Output the line containing "Read all visible content and emit it as JSON." and all subsequent lines of the listing below, copied exactly, with no other lines.

* Start Material shown *

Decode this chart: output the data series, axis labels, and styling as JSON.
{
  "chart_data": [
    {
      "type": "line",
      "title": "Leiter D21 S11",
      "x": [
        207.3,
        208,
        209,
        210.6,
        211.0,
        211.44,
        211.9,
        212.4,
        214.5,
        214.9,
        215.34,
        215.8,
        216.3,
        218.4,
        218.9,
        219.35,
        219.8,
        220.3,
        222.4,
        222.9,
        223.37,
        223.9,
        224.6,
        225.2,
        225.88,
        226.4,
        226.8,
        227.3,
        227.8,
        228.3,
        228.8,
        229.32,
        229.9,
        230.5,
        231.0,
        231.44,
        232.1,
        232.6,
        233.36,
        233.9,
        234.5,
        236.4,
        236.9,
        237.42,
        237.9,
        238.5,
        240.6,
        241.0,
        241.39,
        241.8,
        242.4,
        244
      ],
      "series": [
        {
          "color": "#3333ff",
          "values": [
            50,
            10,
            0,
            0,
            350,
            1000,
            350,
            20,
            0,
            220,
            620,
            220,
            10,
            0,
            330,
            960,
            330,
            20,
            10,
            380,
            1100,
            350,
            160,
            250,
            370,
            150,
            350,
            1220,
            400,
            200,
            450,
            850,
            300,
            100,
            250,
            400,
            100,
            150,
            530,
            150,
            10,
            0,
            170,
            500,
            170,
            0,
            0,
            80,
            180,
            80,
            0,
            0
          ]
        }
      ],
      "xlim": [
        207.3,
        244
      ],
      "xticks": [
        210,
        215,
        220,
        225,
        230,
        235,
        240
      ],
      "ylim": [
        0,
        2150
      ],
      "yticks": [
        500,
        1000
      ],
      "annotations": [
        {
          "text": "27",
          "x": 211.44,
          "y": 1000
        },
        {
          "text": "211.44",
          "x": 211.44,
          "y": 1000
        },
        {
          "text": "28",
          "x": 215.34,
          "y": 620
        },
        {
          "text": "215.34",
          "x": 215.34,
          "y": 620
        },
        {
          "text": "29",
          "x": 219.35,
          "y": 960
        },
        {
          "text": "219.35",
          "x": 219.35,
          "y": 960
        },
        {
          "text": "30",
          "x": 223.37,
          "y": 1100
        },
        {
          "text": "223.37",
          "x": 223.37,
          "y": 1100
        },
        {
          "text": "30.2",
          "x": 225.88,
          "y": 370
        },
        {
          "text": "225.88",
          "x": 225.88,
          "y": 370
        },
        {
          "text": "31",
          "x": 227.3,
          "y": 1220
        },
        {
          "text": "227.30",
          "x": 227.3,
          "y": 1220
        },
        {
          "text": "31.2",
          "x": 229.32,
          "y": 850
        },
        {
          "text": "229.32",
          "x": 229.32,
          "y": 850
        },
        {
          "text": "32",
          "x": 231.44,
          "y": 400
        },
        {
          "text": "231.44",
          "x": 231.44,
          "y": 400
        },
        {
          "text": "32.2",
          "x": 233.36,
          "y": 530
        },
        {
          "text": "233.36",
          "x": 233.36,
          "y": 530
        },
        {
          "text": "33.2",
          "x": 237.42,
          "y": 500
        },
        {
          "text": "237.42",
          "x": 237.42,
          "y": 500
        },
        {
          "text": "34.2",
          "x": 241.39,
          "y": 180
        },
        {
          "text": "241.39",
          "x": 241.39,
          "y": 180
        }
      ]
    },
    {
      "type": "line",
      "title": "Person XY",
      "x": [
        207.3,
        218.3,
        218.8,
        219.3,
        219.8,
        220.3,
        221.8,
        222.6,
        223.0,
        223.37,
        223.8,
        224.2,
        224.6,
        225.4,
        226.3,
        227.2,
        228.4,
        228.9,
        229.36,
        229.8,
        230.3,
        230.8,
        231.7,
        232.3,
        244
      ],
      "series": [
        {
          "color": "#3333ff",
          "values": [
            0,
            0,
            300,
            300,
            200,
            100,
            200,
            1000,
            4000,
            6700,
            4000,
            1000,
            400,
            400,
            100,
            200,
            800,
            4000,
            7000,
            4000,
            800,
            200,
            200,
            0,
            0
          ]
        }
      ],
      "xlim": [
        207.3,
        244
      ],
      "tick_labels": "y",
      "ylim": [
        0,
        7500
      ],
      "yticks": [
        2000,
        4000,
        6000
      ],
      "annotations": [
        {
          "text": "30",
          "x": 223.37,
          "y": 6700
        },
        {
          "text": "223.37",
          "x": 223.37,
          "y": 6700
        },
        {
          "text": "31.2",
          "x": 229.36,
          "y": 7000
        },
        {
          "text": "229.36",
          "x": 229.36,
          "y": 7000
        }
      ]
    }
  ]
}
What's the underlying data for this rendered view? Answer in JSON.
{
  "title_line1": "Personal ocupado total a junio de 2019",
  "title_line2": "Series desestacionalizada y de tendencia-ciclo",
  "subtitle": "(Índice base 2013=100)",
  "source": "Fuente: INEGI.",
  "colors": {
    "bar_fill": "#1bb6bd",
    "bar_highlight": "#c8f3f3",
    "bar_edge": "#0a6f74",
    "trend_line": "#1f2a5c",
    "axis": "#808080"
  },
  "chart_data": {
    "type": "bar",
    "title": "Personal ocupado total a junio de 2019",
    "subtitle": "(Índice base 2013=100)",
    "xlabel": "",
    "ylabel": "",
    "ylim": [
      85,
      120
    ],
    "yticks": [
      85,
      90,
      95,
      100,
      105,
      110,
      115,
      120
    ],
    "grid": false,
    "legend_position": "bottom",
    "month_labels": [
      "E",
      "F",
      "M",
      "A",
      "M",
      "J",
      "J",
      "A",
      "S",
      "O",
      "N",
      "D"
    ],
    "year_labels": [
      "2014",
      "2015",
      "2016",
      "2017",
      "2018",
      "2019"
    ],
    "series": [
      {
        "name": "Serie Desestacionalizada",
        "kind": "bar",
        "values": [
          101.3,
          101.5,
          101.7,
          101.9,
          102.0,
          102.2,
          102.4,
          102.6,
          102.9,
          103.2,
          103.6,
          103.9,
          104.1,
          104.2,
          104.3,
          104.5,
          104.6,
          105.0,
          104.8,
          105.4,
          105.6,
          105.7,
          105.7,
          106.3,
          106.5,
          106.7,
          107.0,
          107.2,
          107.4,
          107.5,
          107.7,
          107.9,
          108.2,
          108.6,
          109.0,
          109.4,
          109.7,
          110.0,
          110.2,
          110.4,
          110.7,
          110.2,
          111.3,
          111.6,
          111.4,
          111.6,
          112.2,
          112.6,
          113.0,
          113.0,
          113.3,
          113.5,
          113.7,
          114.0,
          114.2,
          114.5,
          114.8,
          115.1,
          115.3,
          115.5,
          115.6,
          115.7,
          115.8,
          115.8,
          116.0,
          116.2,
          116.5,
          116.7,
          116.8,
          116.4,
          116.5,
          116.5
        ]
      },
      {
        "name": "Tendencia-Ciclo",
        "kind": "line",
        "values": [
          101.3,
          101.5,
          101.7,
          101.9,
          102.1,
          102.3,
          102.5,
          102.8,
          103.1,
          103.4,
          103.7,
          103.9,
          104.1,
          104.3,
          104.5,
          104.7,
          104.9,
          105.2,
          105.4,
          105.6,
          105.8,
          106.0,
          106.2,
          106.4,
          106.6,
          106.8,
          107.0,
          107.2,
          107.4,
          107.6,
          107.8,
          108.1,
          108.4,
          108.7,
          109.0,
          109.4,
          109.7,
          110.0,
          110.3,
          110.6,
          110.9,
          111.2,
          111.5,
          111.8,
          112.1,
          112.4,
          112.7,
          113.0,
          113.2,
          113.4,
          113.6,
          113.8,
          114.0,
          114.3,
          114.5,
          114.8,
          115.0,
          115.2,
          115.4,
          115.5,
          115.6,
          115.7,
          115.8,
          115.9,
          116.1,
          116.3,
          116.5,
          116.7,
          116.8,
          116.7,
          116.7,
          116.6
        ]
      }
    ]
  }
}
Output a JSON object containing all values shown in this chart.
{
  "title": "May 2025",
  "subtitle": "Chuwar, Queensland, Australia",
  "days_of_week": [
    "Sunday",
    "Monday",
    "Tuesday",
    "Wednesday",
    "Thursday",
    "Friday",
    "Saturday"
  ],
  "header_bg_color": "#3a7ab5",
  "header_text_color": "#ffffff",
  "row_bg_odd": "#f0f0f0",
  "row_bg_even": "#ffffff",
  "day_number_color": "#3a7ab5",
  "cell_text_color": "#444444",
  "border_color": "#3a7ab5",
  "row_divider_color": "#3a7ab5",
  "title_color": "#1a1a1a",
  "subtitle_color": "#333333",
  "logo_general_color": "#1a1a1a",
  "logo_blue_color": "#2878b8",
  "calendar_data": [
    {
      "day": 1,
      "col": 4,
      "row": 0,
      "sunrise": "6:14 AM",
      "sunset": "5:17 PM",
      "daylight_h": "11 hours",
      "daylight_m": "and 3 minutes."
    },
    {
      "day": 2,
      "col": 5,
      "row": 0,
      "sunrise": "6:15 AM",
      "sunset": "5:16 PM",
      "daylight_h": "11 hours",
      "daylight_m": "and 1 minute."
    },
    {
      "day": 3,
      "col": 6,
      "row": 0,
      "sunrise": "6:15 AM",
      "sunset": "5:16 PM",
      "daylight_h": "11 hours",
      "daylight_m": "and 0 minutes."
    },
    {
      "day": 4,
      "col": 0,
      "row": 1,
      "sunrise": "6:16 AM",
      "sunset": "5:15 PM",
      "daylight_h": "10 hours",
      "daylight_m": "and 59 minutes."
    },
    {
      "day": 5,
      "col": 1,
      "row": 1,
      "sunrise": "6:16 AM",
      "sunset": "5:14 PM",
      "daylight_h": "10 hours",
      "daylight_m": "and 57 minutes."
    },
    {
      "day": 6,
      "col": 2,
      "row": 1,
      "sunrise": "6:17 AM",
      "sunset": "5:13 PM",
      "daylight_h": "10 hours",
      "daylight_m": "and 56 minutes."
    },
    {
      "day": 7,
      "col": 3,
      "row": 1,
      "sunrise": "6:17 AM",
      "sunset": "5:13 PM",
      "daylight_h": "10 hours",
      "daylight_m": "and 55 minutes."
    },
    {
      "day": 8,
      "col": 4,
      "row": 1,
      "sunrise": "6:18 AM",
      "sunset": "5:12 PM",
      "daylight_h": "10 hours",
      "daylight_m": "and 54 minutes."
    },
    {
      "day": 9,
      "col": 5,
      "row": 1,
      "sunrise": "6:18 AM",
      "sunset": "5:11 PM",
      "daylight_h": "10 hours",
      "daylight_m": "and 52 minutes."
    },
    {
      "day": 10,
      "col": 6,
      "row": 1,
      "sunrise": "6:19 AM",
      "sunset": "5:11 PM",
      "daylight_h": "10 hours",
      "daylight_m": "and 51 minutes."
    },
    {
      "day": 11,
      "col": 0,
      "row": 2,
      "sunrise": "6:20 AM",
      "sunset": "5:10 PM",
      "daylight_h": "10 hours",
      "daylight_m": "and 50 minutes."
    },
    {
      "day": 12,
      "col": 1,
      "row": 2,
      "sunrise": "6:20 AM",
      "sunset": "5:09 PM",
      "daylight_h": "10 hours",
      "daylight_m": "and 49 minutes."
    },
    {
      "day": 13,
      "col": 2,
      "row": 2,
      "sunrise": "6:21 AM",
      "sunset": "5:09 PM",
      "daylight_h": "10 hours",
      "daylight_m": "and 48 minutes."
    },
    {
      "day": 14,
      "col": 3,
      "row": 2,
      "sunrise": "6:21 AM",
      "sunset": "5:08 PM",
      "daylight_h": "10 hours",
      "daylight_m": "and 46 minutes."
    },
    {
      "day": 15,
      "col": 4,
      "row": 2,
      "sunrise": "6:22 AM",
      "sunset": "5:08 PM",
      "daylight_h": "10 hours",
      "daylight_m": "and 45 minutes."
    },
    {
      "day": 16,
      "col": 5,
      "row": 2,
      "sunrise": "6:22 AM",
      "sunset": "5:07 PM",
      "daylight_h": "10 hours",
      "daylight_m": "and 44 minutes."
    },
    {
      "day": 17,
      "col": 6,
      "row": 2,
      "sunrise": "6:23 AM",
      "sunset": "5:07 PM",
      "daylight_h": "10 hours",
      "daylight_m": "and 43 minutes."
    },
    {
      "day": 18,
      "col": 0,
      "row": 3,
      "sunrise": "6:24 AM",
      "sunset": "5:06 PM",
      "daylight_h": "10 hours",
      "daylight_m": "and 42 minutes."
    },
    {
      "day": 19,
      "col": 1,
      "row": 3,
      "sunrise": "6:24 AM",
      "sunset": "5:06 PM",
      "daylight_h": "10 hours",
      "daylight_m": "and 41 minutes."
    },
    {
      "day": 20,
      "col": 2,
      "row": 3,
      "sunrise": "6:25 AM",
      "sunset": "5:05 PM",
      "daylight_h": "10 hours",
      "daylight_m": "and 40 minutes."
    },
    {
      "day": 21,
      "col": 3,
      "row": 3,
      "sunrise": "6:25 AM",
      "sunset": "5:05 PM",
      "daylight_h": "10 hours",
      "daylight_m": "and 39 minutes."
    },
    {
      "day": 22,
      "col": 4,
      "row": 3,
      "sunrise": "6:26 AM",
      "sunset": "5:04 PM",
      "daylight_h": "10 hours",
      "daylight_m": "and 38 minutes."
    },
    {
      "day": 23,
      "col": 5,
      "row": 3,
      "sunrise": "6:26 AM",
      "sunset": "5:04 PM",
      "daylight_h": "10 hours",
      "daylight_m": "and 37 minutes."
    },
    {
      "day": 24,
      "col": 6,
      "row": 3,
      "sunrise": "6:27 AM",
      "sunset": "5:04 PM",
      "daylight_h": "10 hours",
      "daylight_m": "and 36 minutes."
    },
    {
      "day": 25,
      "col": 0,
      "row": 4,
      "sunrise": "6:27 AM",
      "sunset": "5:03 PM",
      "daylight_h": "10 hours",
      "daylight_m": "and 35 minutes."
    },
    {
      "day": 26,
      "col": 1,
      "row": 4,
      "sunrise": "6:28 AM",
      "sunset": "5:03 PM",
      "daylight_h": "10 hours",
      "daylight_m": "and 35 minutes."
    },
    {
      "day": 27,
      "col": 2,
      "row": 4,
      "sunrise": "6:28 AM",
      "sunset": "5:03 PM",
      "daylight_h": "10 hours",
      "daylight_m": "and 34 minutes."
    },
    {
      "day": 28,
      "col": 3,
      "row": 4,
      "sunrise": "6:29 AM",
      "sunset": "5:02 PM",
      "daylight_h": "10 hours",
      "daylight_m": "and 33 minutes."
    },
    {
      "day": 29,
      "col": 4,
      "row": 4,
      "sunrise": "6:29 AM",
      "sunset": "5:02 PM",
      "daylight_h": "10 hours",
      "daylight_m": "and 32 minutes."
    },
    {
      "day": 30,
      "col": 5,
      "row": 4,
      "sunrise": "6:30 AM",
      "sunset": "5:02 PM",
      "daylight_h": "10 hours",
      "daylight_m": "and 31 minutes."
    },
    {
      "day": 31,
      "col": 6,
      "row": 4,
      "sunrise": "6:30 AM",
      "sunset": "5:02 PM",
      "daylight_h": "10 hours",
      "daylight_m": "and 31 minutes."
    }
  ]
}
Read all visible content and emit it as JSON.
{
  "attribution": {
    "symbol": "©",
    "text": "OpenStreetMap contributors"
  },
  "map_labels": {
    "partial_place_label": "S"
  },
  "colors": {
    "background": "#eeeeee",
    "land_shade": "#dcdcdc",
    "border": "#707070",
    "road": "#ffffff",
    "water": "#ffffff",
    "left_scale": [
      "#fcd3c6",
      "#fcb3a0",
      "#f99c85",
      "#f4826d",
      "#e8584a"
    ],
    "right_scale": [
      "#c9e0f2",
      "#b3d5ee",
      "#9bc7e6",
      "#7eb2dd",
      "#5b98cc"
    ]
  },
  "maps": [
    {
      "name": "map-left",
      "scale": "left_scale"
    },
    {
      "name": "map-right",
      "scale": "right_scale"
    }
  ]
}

* End Material shown *

Response =>
Read all visible content and emit it as JSON.
{
  "attribution": {
    "symbol": "©",
    "text": "OpenStreetMap contributors"
  },
  "map_labels": {
    "partial_place_label": "S"
  },
  "colors": {
    "background": "#eeeeee",
    "land_shade": "#dcdcdc",
    "border": "#707070",
    "road": "#ffffff",
    "water": "#ffffff",
    "left_scale": [
      "#fcd3c6",
      "#fcb3a0",
      "#f99c85",
      "#f4826d",
      "#e8584a"
    ],
    "right_scale": [
      "#c9e0f2",
      "#b3d5ee",
      "#9bc7e6",
      "#7eb2dd",
      "#5b98cc"
    ]
  },
  "maps": [
    {
      "name": "map-left",
      "scale": "left_scale"
    },
    {
      "name": "map-right",
      "scale": "right_scale"
    }
  ]
}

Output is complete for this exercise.